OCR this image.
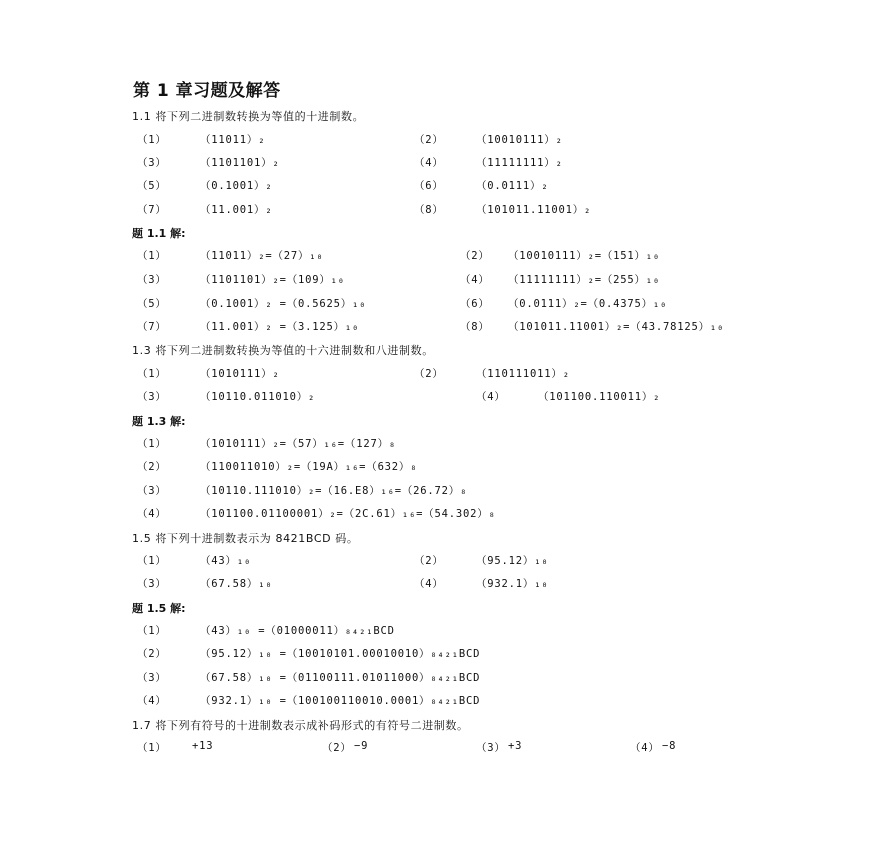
第 1 章习题及解答
1.1 将下列二进制数转换为等值的十进制数。
（1）	（11011）₂	（2）	（10010111）₂
（3）	（1101101）₂	（4）	（11111111）₂
（5）	（0.1001）₂	（6）	（0.0111）₂
（7）	（11.001）₂	（8）	（101011.11001）₂
题 1.1 解:
（1）	（11011）₂=（27）₁₀	（2） （10010111）₂=（151）₁₀
（3）	（1101101）₂=（109）₁₀	（4） （11111111）₂=（255）₁₀
（5）	（0.1001）₂ =（0.5625）₁₀	（6） （0.0111）₂=（0.4375）₁₀
（7）	（11.001）₂ =（3.125）₁₀	（8） （101011.11001）₂=（43.78125）₁₀
1.3 将下列二进制数转换为等值的十六进制数和八进制数。
（1）	（1010111）₂	（2）	（110111011）₂
（3）	（10110.011010）₂	（4）	（101100.110011）₂
题 1.3 解:
（1）	（1010111）₂=（57）₁₆=（127）₈
（2）	（110011010）₂=（19A）₁₆=（632）₈
（3）	（10110.111010）₂=（16.E8）₁₆=（26.72）₈
（4）	（101100.01100001）₂=（2C.61）₁₆=（54.302）₈
1.5 将下列十进制数表示为 8421BCD 码。
（1）	（43）₁₀	（2）	（95.12）₁₀
（3）	（67.58）₁₀	（4）	（932.1）₁₀
题 1.5 解:
（1）	（43）₁₀ =（01000011）₈₄₂₁BCD
（2）	（95.12）₁₀ =（10010101.00010010）₈₄₂₁BCD
（3）	（67.58）₁₀ =（01100111.01011000）₈₄₂₁BCD
（4）	（932.1）₁₀ =（100100110010.0001）₈₄₂₁BCD
1.7 将下列有符号的十进制数表示成补码形式的有符号二进制数。
（1） +13	（2） −9	（3） +3	（4） −8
◇ ◇ ◇ ◇ ◇ ◇ ◇
Transcribe the preceding listing in its entirety and with exact wording, leaving out pictures.

OCR this image.
第 1 章习题及解答
1.1 将下列二进制数转换为等值的十进制数。
（1）	（11011）₂	（2）	（10010111）₂
（3）	（1101101）₂	（4）	（11111111）₂
（5）	（0.1001）₂	（6）	（0.0111）₂
（7）	（11.001）₂	（8）	（101011.11001）₂
题 1.1 解:
（1）	（11011）₂=（27）₁₀	（2） （10010111）₂=（151）₁₀
（3）	（1101101）₂=（109）₁₀	（4） （11111111）₂=（255）₁₀
（5）	（0.1001）₂ =（0.5625）₁₀	（6） （0.0111）₂=（0.4375）₁₀
（7）	（11.001）₂ =（3.125）₁₀	（8） （101011.11001）₂=（43.78125）₁₀
1.3 将下列二进制数转换为等值的十六进制数和八进制数。
（1）	（1010111）₂	（2）	（110111011）₂
（3）	（10110.011010）₂	（4）	（101100.110011）₂
题 1.3 解:
（1）	（1010111）₂=（57）₁₆=（127）₈
（2）	（110011010）₂=（19A）₁₆=（632）₈
（3）	（10110.111010）₂=（16.E8）₁₆=（26.72）₈
（4）	（101100.01100001）₂=（2C.61）₁₆=（54.302）₈
1.5 将下列十进制数表示为 8421BCD 码。
（1）	（43）₁₀	（2）	（95.12）₁₀
（3）	（67.58）₁₀	（4）	（932.1）₁₀
题 1.5 解:
（1）	（43）₁₀ =（01000011）₈₄₂₁BCD
（2）	（95.12）₁₀ =（10010101.00010010）₈₄₂₁BCD
（3）	（67.58）₁₀ =（01100111.01011000）₈₄₂₁BCD
（4）	（932.1）₁₀ =（100100110010.0001）₈₄₂₁BCD
1.7 将下列有符号的十进制数表示成补码形式的有符号二进制数。
（1） +13	（2） −9	（3） +3	（4） −8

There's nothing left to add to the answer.